[Collection entries]
▼

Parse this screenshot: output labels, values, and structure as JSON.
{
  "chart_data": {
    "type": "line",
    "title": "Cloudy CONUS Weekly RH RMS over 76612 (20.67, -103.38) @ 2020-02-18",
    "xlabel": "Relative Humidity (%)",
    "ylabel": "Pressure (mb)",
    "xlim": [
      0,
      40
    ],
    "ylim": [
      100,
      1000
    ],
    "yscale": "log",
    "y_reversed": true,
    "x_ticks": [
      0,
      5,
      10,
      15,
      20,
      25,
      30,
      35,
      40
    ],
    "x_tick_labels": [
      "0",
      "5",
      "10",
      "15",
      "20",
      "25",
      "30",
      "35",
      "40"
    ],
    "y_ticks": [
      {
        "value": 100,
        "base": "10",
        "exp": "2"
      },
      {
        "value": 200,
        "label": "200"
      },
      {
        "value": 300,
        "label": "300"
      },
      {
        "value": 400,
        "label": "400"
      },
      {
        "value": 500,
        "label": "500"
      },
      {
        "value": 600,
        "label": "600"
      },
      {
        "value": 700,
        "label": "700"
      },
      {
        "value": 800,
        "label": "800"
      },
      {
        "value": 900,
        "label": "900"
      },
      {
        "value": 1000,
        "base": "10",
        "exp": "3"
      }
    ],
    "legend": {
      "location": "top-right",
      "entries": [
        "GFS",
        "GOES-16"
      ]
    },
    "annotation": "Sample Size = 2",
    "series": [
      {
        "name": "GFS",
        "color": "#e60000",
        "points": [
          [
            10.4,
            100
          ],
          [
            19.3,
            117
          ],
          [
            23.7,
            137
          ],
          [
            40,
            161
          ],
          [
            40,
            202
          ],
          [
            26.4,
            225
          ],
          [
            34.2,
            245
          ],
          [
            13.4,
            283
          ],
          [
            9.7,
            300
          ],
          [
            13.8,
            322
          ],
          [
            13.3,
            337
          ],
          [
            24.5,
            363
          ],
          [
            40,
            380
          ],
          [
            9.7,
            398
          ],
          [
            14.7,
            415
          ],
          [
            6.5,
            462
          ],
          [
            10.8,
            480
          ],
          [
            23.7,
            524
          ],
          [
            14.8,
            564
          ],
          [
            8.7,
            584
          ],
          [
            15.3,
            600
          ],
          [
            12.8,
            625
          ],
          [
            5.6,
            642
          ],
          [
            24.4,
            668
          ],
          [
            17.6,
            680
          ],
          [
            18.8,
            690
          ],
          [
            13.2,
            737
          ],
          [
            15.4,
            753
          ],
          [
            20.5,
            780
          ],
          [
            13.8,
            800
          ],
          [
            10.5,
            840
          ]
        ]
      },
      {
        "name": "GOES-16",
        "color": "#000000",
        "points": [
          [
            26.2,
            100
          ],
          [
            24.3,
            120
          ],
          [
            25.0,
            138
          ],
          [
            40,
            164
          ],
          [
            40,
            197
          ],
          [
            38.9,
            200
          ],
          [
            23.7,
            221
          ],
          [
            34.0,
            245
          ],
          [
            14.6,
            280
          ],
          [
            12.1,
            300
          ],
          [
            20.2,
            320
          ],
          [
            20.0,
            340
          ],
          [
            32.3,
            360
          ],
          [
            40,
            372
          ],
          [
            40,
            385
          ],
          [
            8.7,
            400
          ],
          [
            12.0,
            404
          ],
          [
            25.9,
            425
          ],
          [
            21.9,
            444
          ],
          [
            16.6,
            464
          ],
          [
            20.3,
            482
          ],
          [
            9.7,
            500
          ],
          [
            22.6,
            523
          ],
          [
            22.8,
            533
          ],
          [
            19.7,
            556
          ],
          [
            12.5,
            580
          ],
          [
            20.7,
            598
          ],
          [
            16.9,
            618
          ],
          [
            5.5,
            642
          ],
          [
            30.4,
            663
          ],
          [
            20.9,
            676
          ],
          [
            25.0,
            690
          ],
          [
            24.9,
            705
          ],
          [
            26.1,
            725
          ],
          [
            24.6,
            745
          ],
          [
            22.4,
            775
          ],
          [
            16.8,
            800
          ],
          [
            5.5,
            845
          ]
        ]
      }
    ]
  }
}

▲

### PROBLEM REQUIREMENTS
Write the entries again, exactly as they stand.

### COMPLETE OUTPUT
Parse this screenshot: output labels, values, and structure as JSON.
{
  "chart_data": {
    "type": "line",
    "title": "Cloudy CONUS Weekly RH RMS over 76612 (20.67, -103.38) @ 2020-02-18",
    "xlabel": "Relative Humidity (%)",
    "ylabel": "Pressure (mb)",
    "xlim": [
      0,
      40
    ],
    "ylim": [
      100,
      1000
    ],
    "yscale": "log",
    "y_reversed": true,
    "x_ticks": [
      0,
      5,
      10,
      15,
      20,
      25,
      30,
      35,
      40
    ],
    "x_tick_labels": [
      "0",
      "5",
      "10",
      "15",
      "20",
      "25",
      "30",
      "35",
      "40"
    ],
    "y_ticks": [
      {
        "value": 100,
        "base": "10",
        "exp": "2"
      },
      {
        "value": 200,
        "label": "200"
      },
      {
        "value": 300,
        "label": "300"
      },
      {
        "value": 400,
        "label": "400"
      },
      {
        "value": 500,
        "label": "500"
      },
      {
        "value": 600,
        "label": "600"
      },
      {
        "value": 700,
        "label": "700"
      },
      {
        "value": 800,
        "label": "800"
      },
      {
        "value": 900,
        "label": "900"
      },
      {
        "value": 1000,
        "base": "10",
        "exp": "3"
      }
    ],
    "legend": {
      "location": "top-right",
      "entries": [
        "GFS",
        "GOES-16"
      ]
    },
    "annotation": "Sample Size = 2",
    "series": [
      {
        "name": "GFS",
        "color": "#e60000",
        "points": [
          [
            10.4,
            100
          ],
          [
            19.3,
            117
          ],
          [
            23.7,
            137
          ],
          [
            40,
            161
          ],
          [
            40,
            202
          ],
          [
            26.4,
            225
          ],
          [
            34.2,
            245
          ],
          [
            13.4,
            283
          ],
          [
            9.7,
            300
          ],
          [
            13.8,
            322
          ],
          [
            13.3,
            337
          ],
          [
            24.5,
            363
          ],
          [
            40,
            380
          ],
          [
            9.7,
            398
          ],
          [
            14.7,
            415
          ],
          [
            6.5,
            462
          ],
          [
            10.8,
            480
          ],
          [
            23.7,
            524
          ],
          [
            14.8,
            564
          ],
          [
            8.7,
            584
          ],
          [
            15.3,
            600
          ],
          [
            12.8,
            625
          ],
          [
            5.6,
            642
          ],
          [
            24.4,
            668
          ],
          [
            17.6,
            680
          ],
          [
            18.8,
            690
          ],
          [
            13.2,
            737
          ],
          [
            15.4,
            753
          ],
          [
            20.5,
            780
          ],
          [
            13.8,
            800
          ],
          [
            10.5,
            840
          ]
        ]
      },
      {
        "name": "GOES-16",
        "color": "#000000",
        "points": [
          [
            26.2,
            100
          ],
          [
            24.3,
            120
          ],
          [
            25.0,
            138
          ],
          [
            40,
            164
          ],
          [
            40,
            197
          ],
          [
            38.9,
            200
          ],
          [
            23.7,
            221
          ],
          [
            34.0,
            245
          ],
          [
            14.6,
            280
          ],
          [
            12.1,
            300
          ],
          [
            20.2,
            320
          ],
          [
            20.0,
            340
          ],
          [
            32.3,
            360
          ],
          [
            40,
            372
          ],
          [
            40,
            385
          ],
          [
            8.7,
            400
          ],
          [
            12.0,
            404
          ],
          [
            25.9,
            425
          ],
          [
            21.9,
            444
          ],
          [
            16.6,
            464
          ],
          [
            20.3,
            482
          ],
          [
            9.7,
            500
          ],
          [
            22.6,
            523
          ],
          [
            22.8,
            533
          ],
          [
            19.7,
            556
          ],
          [
            12.5,
            580
          ],
          [
            20.7,
            598
          ],
          [
            16.9,
            618
          ],
          [
            5.5,
            642
          ],
          [
            30.4,
            663
          ],
          [
            20.9,
            676
          ],
          [
            25.0,
            690
          ],
          [
            24.9,
            705
          ],
          [
            26.1,
            725
          ],
          [
            24.6,
            745
          ],
          [
            22.4,
            775
          ],
          [
            16.8,
            800
          ],
          [
            5.5,
            845
          ]
        ]
      }
    ]
  }
}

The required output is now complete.